--- Work to complete ---
• A. Translate this sentence from the court opinion into Spanish: "The trial court agreed with plaintiff and issued an order denying defendant's motion to compel arbitration."
• B. Extend the court opinion on the arbitration dispute, picking up after its last sentence.

--- Document section ---
--- START ---

Sprague v. Quality Restaurants Northwest, Inc.

162 P.3d 331, 213 Or. App. 521, 2007 Ore. App. LEXIS 884
CourtCourt of Appeals of Oregon
DecidedJune 27, 2007
Docket050504650; A131182
StatusPublished
Cited by12 cases

This text of 162 P.3d 331 (Sprague v. Quality Restaurants Northwest, Inc.) is published on Counsel Stack Legal Research, covering Court of Appeals of Oregon primary law. Counsel Stack provides free access to over 12 million legal documents including statutes, case law, regulations, and constitutions.

Bluebook
Sprague v. Quality Restaurants Northwest, Inc., 162 P.3d 331, 213 Or. App. 521, 2007 Ore. App. LEXIS 884 (Or. Ct. App. 2007).

Opinion

*523 SCHUMAN, J.

Plaintiff brought this putative class action against defendant, the owner of the restaurant where she once worked, alleging violations of Oregon’s wage and horn- statutes. Defendant filed a motion to compel arbitration pursuant to an arbitration clause in the parties’ employment agreement. In response, plaintiff argued that the arbitration clause was unconscionable and therefore unenforceable. The trial court agreed with plaintiff and issued an order denying defendant’s motion to compel arbitration. Defendant appeals. ORS 36.730(l)(a) (permitting appeal from order denying motion to compel arbitration). We hold that the arbitration clause is not unconscionable. We therefore reverse and remand.

The allegations underlying this case concern two paychecks that plaintiff received after ending her employment at a restaurant owned by defendant. 1 She claims that she received the first, for approximately $247, seven days after she was terminated, and the second, for $20.64, approximately one month later. The second check was returned for insufficient funds. According to plaintiff, these facts amounted to violations of ORS 652.110 (checks issued by employers must be negotiable), ORS 652.120 (wages must be paid within 35 days of last regular payday), ORS 652.140 (wages must be paid within one business day of discharge or termination by mutual agreement), and ORS 653.025 (establishing minimum wage). Plaintiff filed a class action against defendant on behalf of herself and all of defendant’s other similarly situated current and past employees.

Defendant disputed plaintiffs factual allegations and moved to compel arbitration, relying on a mandatory arbitration clause in the employee manual and a signed acknowledgment from plaintiff that she had read the manual.

--- END ---

--- Entries from a data collection ---
--- START ---

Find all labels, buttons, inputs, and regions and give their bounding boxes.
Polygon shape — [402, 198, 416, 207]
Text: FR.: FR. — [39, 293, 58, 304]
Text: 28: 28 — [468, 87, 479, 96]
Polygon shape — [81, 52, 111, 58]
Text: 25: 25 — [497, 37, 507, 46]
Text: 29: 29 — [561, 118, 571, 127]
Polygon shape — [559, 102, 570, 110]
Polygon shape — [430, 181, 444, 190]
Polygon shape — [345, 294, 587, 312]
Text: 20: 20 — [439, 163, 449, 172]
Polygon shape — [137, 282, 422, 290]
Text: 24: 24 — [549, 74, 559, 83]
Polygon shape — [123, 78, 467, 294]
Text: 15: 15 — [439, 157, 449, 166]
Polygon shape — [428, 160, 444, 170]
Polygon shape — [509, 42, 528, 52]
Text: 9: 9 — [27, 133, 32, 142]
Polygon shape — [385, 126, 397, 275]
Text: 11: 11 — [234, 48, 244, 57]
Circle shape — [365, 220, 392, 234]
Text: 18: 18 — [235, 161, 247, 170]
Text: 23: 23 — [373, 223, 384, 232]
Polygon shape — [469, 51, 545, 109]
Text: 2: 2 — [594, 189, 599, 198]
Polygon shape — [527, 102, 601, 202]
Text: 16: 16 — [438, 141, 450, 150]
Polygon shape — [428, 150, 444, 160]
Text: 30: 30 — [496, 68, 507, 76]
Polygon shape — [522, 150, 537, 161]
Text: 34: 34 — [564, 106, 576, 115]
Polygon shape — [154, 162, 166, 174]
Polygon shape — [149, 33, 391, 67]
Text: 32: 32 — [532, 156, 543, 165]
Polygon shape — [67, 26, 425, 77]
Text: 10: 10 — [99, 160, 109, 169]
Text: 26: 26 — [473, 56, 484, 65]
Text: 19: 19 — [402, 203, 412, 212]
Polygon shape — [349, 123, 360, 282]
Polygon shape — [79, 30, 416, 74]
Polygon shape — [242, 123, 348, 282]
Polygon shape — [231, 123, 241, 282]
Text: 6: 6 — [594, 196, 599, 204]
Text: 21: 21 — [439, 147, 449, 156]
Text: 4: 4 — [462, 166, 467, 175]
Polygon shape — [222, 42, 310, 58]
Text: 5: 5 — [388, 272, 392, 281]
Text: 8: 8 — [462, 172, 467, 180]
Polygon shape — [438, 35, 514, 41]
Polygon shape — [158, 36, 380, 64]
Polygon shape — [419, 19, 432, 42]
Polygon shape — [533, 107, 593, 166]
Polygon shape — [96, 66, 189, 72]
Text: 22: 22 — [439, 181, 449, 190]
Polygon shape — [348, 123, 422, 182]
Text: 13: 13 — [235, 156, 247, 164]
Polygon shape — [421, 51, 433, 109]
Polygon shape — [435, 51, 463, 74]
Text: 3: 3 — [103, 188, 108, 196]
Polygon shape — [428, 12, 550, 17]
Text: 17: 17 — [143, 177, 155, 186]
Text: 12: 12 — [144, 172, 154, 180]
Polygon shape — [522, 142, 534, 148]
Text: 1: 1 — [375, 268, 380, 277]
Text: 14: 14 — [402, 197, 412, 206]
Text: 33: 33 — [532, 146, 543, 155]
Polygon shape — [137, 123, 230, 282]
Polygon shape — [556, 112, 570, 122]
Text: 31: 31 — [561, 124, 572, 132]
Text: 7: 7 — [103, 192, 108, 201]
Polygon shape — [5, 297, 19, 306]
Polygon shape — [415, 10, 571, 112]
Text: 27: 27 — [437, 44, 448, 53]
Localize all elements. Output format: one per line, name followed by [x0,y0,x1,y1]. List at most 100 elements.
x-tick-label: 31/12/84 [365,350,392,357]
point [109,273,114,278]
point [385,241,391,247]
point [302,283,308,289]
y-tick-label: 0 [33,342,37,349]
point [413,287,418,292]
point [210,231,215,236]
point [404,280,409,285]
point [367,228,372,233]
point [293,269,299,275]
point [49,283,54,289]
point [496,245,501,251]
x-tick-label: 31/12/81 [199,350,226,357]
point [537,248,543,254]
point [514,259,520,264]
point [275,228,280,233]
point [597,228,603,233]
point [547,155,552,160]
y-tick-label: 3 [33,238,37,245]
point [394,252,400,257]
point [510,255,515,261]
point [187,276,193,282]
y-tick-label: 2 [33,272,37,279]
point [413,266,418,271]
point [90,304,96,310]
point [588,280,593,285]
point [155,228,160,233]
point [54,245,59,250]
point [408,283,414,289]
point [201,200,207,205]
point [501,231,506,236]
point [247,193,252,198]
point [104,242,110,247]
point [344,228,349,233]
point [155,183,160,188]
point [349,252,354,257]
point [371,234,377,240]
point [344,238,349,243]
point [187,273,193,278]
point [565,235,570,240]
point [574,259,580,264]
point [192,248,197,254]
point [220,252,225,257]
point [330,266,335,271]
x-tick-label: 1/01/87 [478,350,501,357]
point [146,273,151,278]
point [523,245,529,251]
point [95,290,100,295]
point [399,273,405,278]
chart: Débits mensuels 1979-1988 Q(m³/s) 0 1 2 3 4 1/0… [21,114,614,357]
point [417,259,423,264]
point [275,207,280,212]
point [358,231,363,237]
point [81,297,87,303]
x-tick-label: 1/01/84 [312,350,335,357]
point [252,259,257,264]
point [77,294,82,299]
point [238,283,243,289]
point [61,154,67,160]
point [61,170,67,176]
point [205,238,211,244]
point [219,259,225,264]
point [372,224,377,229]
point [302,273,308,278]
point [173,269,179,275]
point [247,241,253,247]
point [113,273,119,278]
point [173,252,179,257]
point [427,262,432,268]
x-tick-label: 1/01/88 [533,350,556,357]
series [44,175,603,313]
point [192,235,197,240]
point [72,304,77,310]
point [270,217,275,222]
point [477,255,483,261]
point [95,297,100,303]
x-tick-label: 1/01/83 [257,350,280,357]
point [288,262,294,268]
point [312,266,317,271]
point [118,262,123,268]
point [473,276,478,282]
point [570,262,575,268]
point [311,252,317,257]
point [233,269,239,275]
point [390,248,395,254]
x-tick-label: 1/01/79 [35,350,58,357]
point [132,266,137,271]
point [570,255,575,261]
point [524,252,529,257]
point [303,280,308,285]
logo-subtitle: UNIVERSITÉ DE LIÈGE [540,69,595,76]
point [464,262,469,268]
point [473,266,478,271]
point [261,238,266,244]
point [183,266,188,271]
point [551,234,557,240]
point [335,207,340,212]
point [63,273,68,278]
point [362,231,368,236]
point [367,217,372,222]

--- END ---

--- Set of answers ---
• A. El tribunal de primera instancia le dio la razón a la demandante y dictó una orden que denegaba la moción de la demandada para obligar al arbitraje.

• B.
*524 The acknowledgment also restates the following terms of the agreement:

“By my signature below, I acknowledge that I have received and read (or had the opportunity to read) the Employee Advantages, LLC Dispute Resolution Program and Mutual Agreement to Arbitrate. I understand that the Alternative Dispute Resolution requires all employment-related disputes involving my legally protected rights to be submitted to a mediator and (if necessary) an arbitrator, rather than a judge and jury in court. In anticipation of gaining the benefits of a fair and efficient method for resolving such disputes, I agree to all of the terms of and to use the procedure described in this Policy for the resolution of all covered claims. I also agree that any award made by an arbitrator will be binding on both Employee Advantages, LLC and me and my representatives, parents, guardians, assigns, beneficiaries, spouse, children and heirs.”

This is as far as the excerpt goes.